» WORK REQUIRED
Return each line of the records holding the string "向右滑动滑片".

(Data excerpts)
== == ==
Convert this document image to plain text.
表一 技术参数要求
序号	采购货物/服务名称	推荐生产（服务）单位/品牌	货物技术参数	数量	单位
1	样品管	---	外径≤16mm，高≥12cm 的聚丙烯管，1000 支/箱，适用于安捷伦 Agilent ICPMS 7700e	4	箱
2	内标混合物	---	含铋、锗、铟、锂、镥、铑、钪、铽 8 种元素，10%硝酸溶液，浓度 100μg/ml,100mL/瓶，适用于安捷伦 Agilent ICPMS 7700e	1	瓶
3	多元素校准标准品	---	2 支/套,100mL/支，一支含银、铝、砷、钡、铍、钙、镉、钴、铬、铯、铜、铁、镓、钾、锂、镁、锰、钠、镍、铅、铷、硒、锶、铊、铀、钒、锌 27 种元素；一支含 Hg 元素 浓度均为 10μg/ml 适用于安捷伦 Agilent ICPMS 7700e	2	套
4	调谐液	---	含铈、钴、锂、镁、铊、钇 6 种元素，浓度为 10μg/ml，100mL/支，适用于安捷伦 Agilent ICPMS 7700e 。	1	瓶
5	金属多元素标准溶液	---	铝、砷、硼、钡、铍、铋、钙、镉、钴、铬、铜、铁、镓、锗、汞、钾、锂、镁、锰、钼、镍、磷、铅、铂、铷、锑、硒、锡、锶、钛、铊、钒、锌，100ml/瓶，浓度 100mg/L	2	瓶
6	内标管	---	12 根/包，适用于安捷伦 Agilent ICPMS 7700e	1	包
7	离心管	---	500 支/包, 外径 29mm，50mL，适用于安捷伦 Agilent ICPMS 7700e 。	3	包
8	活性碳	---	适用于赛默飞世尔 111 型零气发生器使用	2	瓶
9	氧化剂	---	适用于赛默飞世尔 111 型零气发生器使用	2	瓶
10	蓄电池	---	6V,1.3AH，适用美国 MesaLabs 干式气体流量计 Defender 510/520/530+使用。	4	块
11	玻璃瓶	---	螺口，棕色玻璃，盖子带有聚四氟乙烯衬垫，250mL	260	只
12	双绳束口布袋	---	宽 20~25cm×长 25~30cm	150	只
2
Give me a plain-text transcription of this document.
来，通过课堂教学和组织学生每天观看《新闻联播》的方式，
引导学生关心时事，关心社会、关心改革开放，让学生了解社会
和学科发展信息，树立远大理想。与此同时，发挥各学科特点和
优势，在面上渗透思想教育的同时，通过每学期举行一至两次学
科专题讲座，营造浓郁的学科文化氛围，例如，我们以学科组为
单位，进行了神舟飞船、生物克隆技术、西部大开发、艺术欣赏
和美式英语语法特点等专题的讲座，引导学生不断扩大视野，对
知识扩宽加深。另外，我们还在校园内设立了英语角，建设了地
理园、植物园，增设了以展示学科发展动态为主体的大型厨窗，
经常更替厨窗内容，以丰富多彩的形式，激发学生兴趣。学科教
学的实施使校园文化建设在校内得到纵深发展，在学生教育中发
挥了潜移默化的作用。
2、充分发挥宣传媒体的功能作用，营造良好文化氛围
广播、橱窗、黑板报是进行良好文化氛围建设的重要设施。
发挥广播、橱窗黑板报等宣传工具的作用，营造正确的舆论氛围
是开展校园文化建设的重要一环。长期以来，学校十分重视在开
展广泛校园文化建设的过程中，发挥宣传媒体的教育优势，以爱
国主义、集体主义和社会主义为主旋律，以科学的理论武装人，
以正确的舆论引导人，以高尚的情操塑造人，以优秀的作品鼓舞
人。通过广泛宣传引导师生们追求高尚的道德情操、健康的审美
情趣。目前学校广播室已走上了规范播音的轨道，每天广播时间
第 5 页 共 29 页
== == ==
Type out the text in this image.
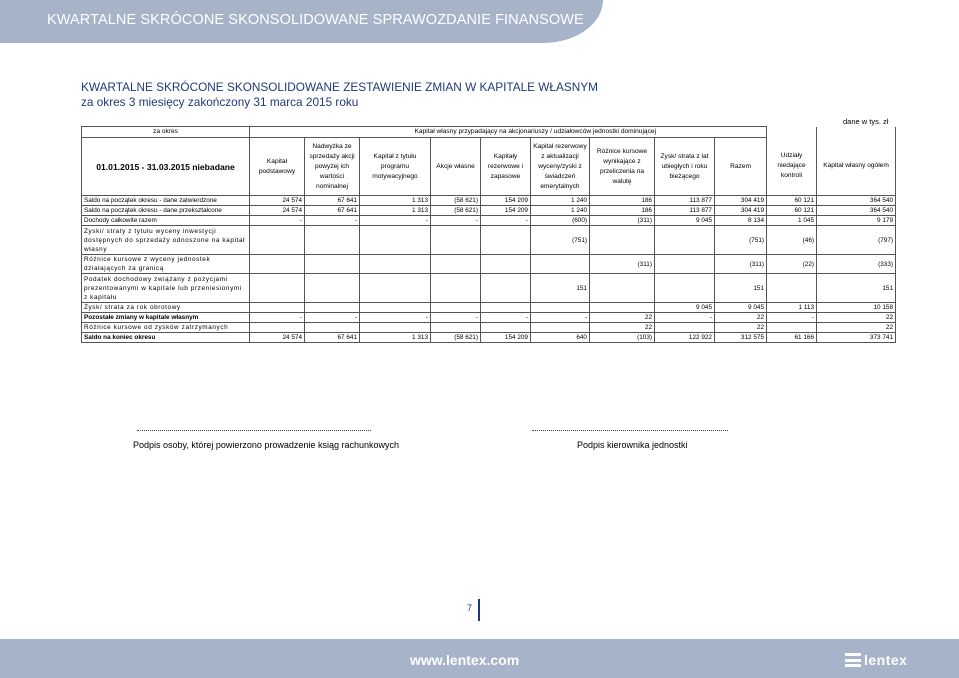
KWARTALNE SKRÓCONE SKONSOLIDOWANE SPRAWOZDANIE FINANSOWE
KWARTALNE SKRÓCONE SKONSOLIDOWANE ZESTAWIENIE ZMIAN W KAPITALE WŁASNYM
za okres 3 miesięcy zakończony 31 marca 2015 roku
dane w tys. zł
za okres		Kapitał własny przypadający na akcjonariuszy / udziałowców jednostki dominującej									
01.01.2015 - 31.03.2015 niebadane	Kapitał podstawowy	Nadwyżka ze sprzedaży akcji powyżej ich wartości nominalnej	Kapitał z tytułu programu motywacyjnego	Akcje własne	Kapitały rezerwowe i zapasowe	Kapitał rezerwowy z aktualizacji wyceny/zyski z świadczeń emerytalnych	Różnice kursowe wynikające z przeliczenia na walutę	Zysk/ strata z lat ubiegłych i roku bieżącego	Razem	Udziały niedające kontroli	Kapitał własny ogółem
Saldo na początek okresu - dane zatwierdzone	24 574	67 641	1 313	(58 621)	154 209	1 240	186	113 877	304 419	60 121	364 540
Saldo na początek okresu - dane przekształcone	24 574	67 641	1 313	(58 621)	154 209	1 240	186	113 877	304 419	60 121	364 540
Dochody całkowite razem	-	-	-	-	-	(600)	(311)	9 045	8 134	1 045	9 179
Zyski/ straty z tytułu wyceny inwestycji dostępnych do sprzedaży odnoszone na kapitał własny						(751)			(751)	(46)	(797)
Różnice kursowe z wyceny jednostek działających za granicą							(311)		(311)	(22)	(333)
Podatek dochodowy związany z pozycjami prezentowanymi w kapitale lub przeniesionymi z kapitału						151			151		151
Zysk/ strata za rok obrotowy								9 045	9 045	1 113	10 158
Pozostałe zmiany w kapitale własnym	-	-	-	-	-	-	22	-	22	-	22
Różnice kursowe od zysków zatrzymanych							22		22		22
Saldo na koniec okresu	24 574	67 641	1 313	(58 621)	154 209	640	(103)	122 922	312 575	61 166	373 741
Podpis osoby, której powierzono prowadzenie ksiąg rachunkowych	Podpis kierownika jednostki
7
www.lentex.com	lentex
== == ==
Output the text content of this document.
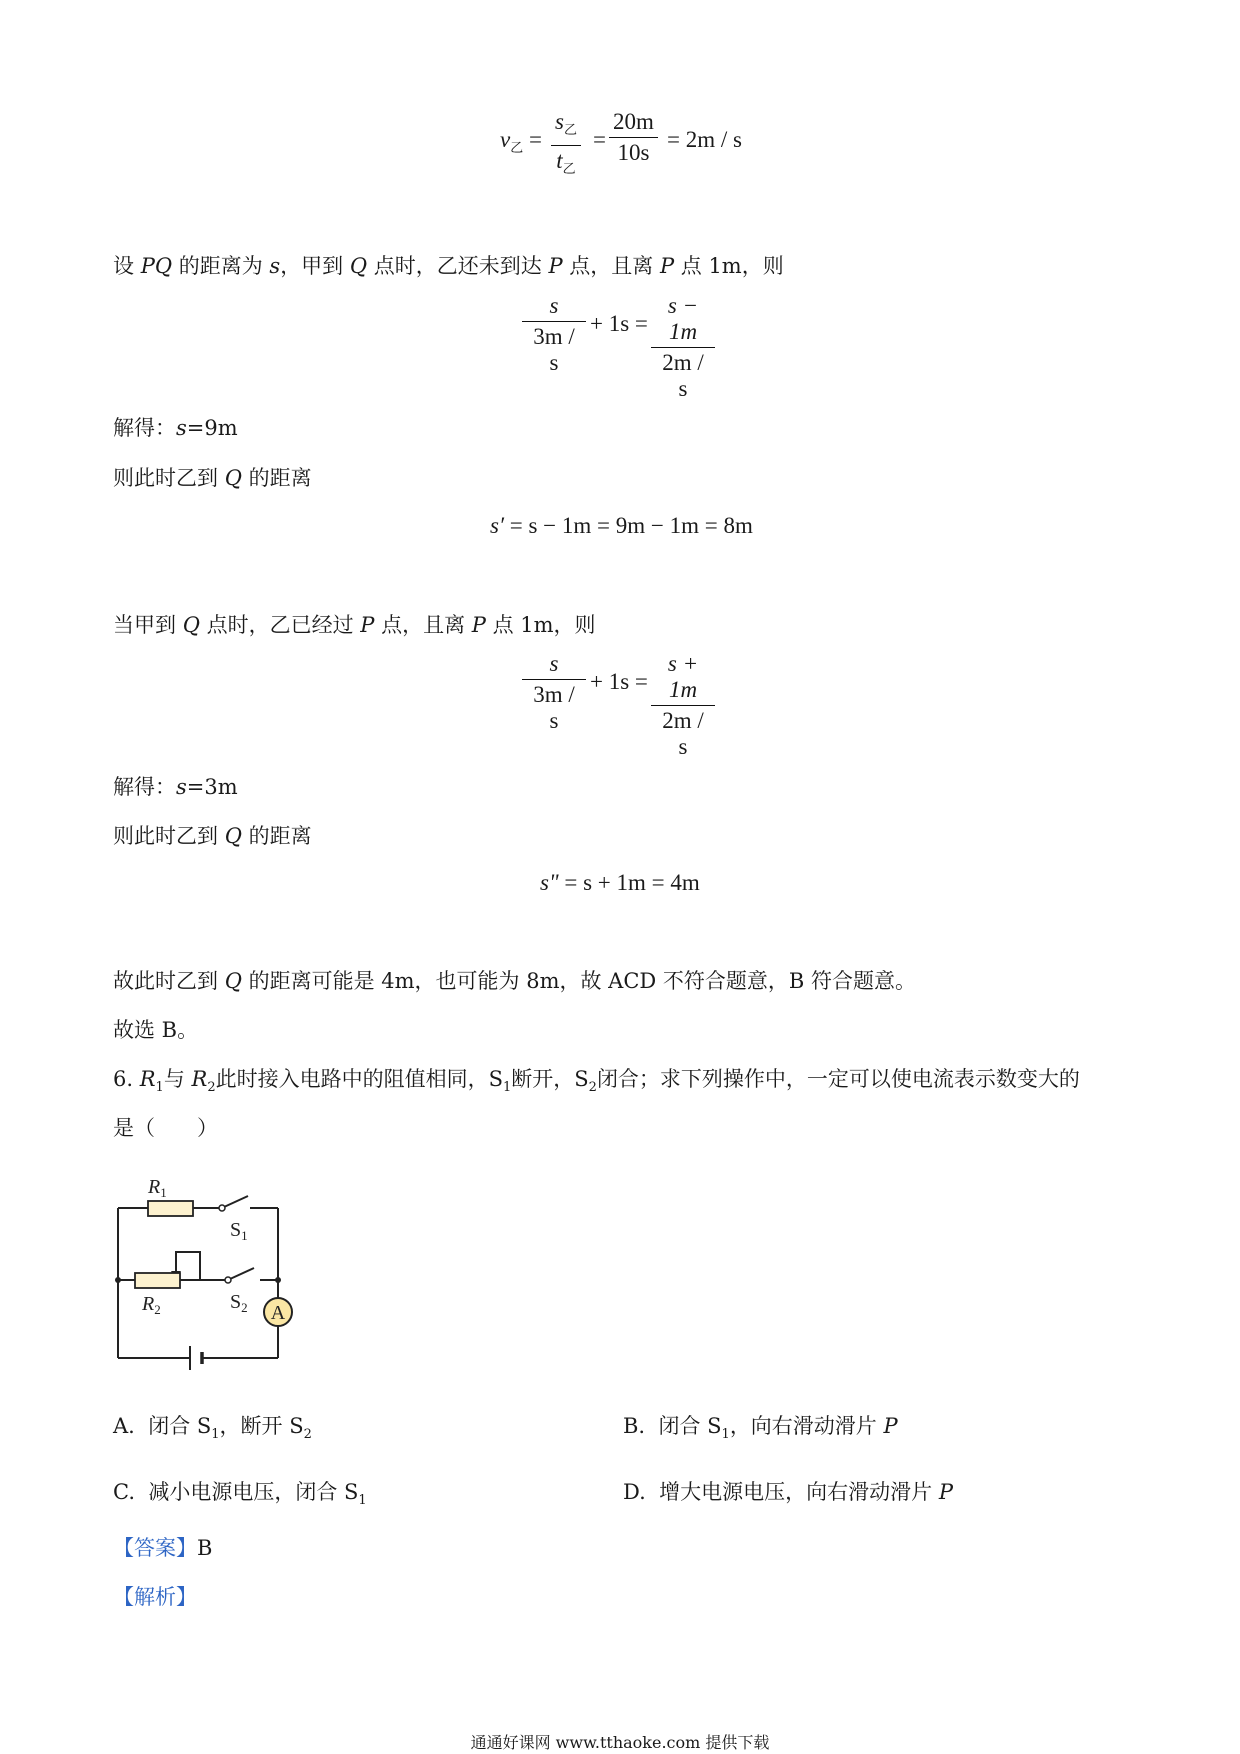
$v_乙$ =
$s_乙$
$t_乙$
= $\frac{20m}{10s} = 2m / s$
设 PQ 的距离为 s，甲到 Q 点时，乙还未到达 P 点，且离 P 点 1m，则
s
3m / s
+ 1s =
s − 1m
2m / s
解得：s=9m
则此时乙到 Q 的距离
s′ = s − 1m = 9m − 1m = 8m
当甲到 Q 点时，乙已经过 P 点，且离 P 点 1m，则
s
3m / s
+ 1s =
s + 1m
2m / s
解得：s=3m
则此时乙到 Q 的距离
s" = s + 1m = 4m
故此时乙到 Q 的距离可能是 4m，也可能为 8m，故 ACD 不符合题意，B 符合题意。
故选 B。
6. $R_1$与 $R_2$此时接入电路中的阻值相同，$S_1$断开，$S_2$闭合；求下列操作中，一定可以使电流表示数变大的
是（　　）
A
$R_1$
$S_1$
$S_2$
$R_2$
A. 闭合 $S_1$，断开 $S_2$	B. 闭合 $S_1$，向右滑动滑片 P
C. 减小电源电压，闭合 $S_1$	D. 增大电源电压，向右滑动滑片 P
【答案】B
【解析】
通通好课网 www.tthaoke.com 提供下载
== == ==
» OUTPUT BELOW
A. 闭合 $S_1$，断开 $S_2$	B. 闭合 $S_1$，向右滑动滑片 P
C. 减小电源电压，闭合 $S_1$	D. 增大电源电压，向右滑动滑片 P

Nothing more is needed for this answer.